• [Aim of the task]: Sort through the entries below and pull out lines containing the word "注意加点部分".

Collection entries:

= = =

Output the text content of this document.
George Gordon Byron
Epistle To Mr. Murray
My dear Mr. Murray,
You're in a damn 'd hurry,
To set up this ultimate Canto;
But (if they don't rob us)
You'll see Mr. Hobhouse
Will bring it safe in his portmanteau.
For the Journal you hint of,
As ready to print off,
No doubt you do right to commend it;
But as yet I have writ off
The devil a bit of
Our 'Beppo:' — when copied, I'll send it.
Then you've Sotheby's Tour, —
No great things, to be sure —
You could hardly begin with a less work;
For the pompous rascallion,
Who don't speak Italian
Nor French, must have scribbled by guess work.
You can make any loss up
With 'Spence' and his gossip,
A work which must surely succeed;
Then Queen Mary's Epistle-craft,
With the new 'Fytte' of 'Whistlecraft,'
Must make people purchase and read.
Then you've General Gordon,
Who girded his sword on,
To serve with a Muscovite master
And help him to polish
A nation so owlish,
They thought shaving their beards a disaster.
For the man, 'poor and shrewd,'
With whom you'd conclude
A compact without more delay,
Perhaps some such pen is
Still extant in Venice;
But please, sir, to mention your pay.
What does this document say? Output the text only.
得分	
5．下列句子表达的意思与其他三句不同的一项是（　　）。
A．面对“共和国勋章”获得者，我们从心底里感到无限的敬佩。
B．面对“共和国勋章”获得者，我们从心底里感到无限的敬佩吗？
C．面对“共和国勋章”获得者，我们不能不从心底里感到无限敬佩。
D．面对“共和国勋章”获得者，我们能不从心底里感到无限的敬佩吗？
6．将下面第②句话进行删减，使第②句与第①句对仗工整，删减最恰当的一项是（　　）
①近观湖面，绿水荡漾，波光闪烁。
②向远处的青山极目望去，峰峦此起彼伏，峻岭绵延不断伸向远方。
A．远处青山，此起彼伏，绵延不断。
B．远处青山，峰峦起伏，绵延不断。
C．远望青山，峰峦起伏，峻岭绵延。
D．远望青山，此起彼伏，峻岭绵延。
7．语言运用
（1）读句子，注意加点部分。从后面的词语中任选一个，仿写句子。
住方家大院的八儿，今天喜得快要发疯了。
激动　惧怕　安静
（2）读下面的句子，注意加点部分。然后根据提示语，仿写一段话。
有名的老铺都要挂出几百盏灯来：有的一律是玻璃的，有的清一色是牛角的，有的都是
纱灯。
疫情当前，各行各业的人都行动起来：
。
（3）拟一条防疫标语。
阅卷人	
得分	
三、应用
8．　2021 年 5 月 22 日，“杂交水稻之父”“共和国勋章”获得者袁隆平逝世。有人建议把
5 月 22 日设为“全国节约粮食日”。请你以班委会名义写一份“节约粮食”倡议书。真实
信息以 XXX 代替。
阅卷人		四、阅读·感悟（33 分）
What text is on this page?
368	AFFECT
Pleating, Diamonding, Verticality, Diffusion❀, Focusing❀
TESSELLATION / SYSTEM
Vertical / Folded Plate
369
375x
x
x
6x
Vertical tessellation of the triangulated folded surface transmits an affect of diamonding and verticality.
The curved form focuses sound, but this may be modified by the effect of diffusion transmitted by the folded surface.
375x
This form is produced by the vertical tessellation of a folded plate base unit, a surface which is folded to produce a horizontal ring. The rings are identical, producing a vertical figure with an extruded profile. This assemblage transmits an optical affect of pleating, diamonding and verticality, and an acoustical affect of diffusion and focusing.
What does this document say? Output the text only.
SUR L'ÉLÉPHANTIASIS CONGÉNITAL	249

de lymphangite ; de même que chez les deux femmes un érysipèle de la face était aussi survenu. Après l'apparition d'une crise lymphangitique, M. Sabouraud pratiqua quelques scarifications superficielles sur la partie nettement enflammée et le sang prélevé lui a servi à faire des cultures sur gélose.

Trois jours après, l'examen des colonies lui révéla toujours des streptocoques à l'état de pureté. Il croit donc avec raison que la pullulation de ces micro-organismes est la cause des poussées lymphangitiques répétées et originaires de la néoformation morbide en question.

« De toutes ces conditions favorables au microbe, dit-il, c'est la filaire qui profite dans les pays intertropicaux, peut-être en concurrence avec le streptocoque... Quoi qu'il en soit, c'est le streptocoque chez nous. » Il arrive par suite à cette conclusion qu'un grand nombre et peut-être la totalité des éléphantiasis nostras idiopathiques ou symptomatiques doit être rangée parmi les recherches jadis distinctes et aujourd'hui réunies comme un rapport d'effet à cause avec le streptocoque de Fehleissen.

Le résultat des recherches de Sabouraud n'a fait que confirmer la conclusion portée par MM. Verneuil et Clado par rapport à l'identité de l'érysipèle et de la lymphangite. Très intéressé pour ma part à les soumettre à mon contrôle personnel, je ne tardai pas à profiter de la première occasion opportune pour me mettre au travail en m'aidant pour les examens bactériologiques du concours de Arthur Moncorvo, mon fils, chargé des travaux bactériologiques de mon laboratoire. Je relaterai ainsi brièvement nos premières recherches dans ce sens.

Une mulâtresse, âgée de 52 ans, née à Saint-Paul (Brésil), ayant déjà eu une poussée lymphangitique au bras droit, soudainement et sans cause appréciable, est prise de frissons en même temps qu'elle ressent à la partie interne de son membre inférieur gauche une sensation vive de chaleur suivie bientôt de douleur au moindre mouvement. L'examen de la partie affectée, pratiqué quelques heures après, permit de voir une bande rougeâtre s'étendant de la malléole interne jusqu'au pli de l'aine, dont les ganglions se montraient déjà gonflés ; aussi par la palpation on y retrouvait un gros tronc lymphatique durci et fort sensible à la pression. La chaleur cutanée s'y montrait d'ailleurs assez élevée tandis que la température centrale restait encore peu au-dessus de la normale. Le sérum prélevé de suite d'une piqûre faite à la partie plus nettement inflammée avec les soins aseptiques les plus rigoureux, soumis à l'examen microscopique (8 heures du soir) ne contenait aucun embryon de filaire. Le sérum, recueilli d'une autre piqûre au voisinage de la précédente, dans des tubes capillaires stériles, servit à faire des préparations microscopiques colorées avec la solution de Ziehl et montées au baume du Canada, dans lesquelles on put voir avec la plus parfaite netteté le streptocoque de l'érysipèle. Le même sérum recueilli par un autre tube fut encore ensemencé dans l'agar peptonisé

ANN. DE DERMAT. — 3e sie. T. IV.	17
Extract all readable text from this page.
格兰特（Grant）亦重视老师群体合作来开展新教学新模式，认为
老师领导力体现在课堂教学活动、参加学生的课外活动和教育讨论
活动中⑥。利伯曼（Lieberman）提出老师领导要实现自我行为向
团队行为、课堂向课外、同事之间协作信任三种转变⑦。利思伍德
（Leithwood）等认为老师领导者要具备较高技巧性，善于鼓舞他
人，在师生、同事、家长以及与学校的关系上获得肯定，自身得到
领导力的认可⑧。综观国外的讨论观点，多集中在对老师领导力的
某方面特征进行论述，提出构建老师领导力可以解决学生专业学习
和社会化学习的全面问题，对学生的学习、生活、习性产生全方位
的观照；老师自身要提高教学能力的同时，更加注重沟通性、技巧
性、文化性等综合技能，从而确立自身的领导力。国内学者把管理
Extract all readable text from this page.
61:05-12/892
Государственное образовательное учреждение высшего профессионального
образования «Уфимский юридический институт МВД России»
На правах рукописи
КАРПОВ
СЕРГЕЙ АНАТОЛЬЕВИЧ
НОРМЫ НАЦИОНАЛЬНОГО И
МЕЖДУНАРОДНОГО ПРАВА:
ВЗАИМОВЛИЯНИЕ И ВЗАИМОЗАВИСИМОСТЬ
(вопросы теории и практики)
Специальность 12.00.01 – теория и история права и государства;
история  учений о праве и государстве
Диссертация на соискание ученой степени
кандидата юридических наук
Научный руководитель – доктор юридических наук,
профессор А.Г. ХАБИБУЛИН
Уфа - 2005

= = =

• [Solved exercise]:
（1）读句子，注意加点部分。从后面的词语中任选一个，仿写句子。
（2）读下面的句子，注意加点部分。然后根据提示语，仿写一段话。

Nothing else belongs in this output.